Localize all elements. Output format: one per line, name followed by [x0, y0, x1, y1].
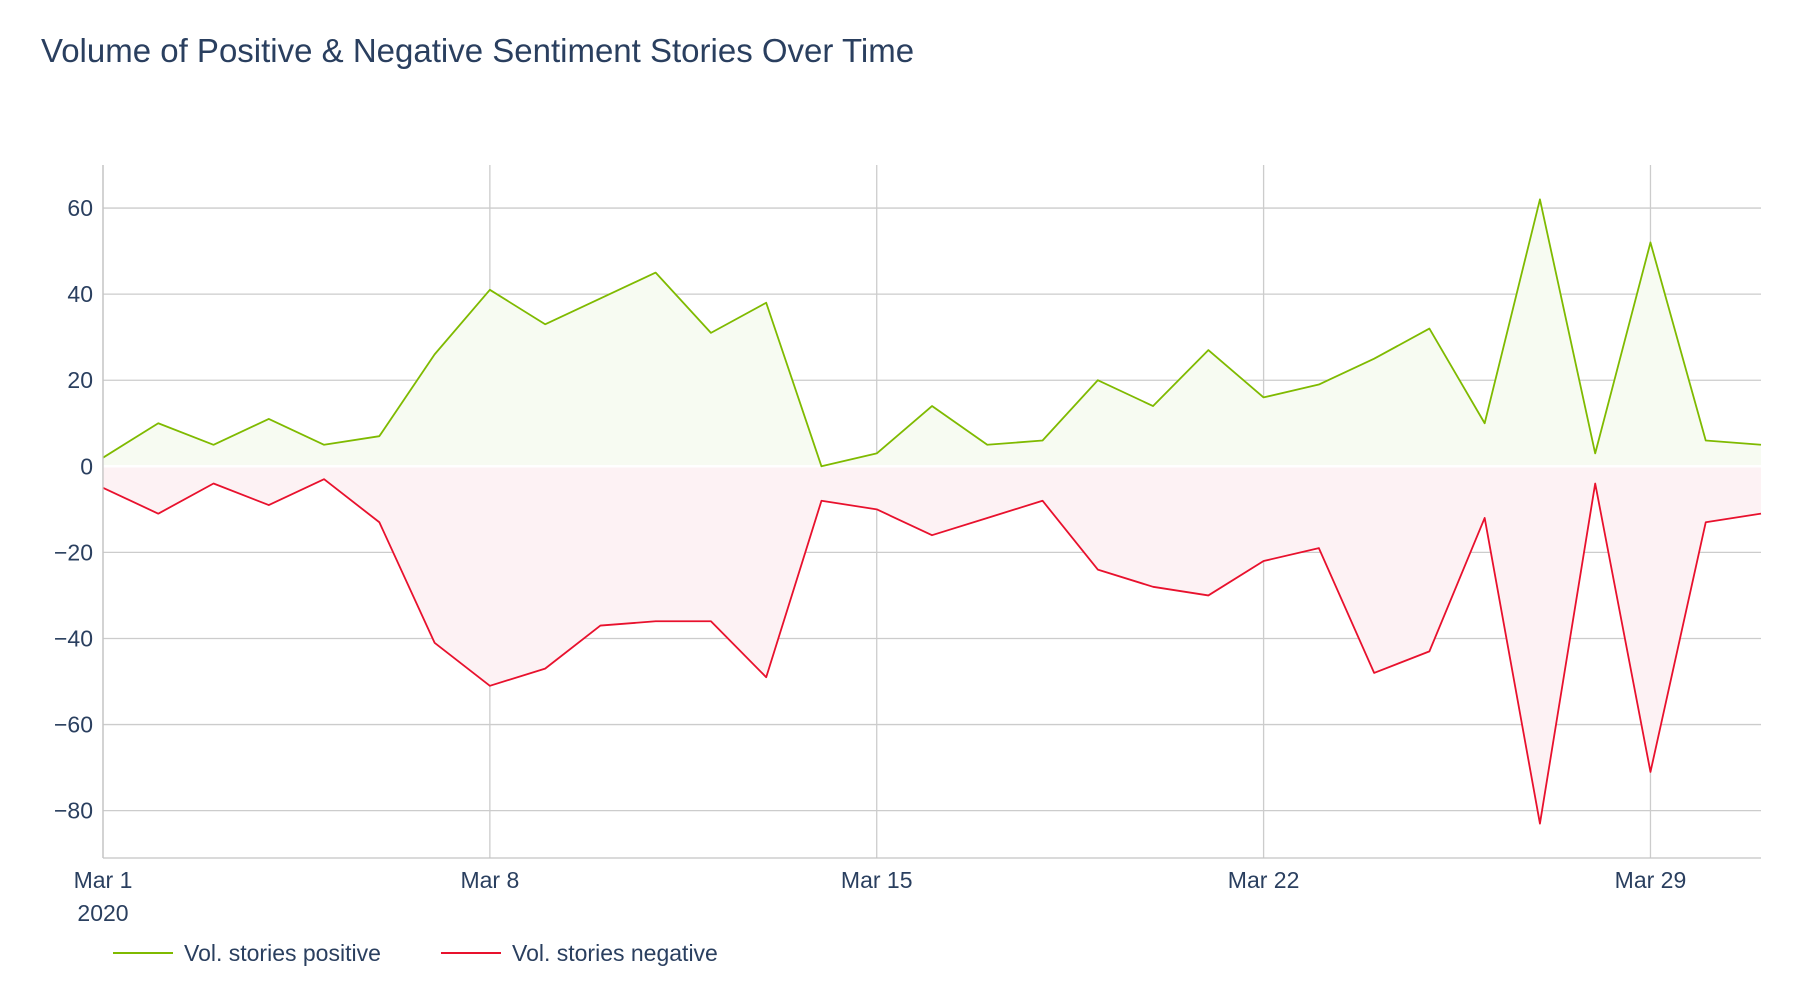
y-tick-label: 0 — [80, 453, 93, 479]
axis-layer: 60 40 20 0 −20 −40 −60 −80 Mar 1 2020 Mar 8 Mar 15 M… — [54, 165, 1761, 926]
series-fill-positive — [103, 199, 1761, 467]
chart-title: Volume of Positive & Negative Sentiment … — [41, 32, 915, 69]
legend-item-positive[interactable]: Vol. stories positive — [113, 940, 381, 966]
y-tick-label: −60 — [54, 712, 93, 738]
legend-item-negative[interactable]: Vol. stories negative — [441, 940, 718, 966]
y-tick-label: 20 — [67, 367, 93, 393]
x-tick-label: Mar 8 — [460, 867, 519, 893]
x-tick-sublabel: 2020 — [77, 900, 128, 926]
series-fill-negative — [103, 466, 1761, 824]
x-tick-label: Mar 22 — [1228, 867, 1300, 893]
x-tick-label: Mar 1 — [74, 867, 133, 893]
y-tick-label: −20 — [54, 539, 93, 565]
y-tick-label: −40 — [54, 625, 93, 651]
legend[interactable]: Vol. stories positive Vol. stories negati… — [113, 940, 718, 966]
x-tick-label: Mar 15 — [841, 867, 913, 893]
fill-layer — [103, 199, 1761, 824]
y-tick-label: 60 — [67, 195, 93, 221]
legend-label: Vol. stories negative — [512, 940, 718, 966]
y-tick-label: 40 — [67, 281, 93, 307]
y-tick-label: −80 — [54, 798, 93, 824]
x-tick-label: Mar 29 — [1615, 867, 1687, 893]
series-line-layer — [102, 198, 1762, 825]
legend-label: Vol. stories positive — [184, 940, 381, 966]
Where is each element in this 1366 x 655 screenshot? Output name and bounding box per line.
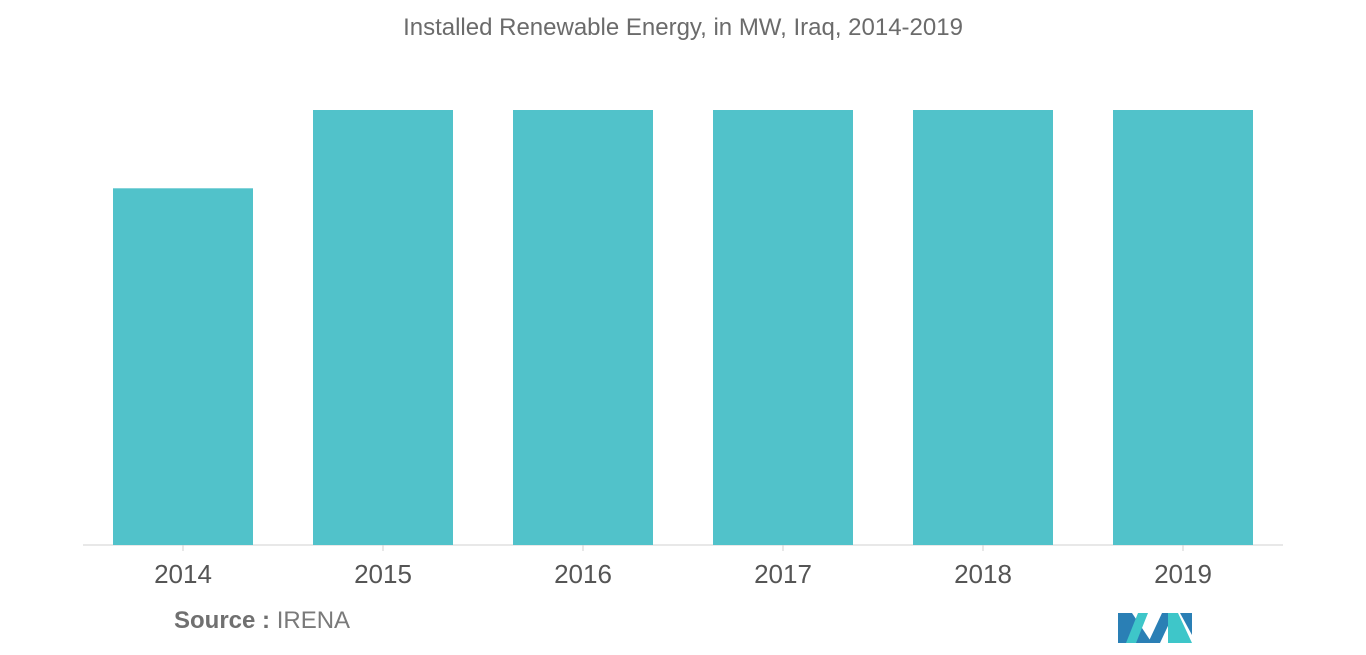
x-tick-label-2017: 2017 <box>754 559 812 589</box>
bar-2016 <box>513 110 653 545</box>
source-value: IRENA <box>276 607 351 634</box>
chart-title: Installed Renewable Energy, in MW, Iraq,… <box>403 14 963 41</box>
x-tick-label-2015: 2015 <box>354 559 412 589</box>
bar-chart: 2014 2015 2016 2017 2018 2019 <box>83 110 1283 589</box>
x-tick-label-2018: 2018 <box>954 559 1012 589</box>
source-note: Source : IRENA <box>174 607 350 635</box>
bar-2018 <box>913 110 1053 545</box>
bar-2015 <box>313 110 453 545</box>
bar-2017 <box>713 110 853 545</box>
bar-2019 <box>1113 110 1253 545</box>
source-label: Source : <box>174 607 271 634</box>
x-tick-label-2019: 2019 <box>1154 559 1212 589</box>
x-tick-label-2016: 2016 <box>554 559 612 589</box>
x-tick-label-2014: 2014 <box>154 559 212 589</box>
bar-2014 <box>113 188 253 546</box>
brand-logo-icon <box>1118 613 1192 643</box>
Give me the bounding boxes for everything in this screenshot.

◇ ◇ ◇ ◇ ◇

-- Problem details --
Could you reproduce every line of the entries above verbatim, leaving out the pictures?

-- Solution --
Localize all elements. Output format: one per line, name followed by [x0, y0, x1, y1].
y-tick-label: 0 — [80, 453, 93, 479]
axis-layer: 60 40 20 0 −20 −40 −60 −80 Mar 1 2020 Mar 8 Mar 15 M… — [54, 165, 1761, 926]
series-fill-positive — [103, 199, 1761, 467]
chart-title: Volume of Positive & Negative Sentiment … — [41, 32, 915, 69]
legend-item-positive[interactable]: Vol. stories positive — [113, 940, 381, 966]
y-tick-label: −60 — [54, 712, 93, 738]
legend-item-negative[interactable]: Vol. stories negative — [441, 940, 718, 966]
y-tick-label: 20 — [67, 367, 93, 393]
x-tick-label: Mar 8 — [460, 867, 519, 893]
x-tick-sublabel: 2020 — [77, 900, 128, 926]
series-fill-negative — [103, 466, 1761, 824]
x-tick-label: Mar 22 — [1228, 867, 1300, 893]
x-tick-label: Mar 1 — [74, 867, 133, 893]
y-tick-label: −20 — [54, 539, 93, 565]
y-tick-label: −40 — [54, 625, 93, 651]
legend[interactable]: Vol. stories positive Vol. stories negati… — [113, 940, 718, 966]
x-tick-label: Mar 15 — [841, 867, 913, 893]
fill-layer — [103, 199, 1761, 824]
y-tick-label: 60 — [67, 195, 93, 221]
legend-label: Vol. stories negative — [512, 940, 718, 966]
y-tick-label: 40 — [67, 281, 93, 307]
y-tick-label: −80 — [54, 798, 93, 824]
x-tick-label: Mar 29 — [1615, 867, 1687, 893]
series-line-layer — [102, 198, 1762, 825]
legend-label: Vol. stories positive — [184, 940, 381, 966]
Where is each element in this 1366 x 655 screenshot? Output name and bounding box per line.
x-tick-label-2017: 2017 <box>754 559 812 589</box>
bar-2016 <box>513 110 653 545</box>
source-value: IRENA <box>276 607 351 634</box>
chart-title: Installed Renewable Energy, in MW, Iraq,… <box>403 14 963 41</box>
x-tick-label-2015: 2015 <box>354 559 412 589</box>
bar-chart: 2014 2015 2016 2017 2018 2019 <box>83 110 1283 589</box>
x-tick-label-2018: 2018 <box>954 559 1012 589</box>
source-note: Source : IRENA <box>174 607 350 635</box>
bar-2018 <box>913 110 1053 545</box>
bar-2015 <box>313 110 453 545</box>
bar-2017 <box>713 110 853 545</box>
bar-2019 <box>1113 110 1253 545</box>
source-label: Source : <box>174 607 271 634</box>
x-tick-label-2019: 2019 <box>1154 559 1212 589</box>
x-tick-label-2016: 2016 <box>554 559 612 589</box>
x-tick-label-2014: 2014 <box>154 559 212 589</box>
bar-2014 <box>113 188 253 546</box>
brand-logo-icon <box>1118 613 1192 643</box>
Give me the bounding boxes for everything in this screenshot.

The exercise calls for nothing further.